STATED EXERCISE
Copy out all lines of the records in which the word "conceded" appears.

LISTED ENTRIES
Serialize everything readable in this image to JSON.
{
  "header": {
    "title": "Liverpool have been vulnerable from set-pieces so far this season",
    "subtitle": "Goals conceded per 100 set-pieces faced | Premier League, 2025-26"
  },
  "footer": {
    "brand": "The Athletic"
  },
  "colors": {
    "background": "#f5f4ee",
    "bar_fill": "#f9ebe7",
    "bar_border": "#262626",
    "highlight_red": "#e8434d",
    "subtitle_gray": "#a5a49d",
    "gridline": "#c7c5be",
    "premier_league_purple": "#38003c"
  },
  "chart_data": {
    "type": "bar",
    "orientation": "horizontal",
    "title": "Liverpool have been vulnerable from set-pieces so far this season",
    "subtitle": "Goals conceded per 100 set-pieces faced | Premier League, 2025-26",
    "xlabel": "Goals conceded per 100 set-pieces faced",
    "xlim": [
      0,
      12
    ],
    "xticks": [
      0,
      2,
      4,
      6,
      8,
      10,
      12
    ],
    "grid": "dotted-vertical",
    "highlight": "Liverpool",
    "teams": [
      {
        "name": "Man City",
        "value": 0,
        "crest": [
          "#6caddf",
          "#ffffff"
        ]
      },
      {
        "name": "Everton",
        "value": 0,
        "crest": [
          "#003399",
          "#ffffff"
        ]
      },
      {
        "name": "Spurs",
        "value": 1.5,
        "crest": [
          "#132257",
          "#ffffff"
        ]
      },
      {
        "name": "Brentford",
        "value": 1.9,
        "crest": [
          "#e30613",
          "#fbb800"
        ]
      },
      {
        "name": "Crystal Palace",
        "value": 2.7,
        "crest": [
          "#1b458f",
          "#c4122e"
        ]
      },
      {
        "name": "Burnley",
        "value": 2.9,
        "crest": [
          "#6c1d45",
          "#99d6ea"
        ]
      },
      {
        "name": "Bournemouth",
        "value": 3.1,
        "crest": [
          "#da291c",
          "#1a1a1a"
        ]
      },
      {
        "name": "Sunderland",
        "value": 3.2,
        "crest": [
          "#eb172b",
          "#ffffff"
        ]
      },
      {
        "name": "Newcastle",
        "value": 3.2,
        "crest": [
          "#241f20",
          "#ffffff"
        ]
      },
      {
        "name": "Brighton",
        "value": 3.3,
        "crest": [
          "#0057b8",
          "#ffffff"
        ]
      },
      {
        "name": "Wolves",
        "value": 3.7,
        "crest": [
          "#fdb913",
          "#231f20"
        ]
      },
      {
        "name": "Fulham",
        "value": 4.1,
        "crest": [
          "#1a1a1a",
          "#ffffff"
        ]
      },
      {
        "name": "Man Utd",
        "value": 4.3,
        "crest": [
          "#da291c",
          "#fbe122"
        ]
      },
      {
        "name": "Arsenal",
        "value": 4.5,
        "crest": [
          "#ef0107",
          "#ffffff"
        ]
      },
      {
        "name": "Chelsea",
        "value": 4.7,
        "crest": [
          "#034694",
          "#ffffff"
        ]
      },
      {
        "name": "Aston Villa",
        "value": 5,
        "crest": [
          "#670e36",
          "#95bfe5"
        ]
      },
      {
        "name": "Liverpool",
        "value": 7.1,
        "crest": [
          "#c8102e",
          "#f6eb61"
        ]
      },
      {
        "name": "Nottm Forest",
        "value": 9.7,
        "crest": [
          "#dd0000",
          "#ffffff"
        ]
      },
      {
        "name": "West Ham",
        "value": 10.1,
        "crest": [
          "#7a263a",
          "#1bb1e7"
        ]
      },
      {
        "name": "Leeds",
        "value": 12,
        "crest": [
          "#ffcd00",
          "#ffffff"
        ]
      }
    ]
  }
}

FULL RESPONSE
    "subtitle": "Goals conceded per 100 set-pieces faced | Premier League, 2025-26"
    "subtitle": "Goals conceded per 100 set-pieces faced | Premier League, 2025-26",
    "xlabel": "Goals conceded per 100 set-pieces faced",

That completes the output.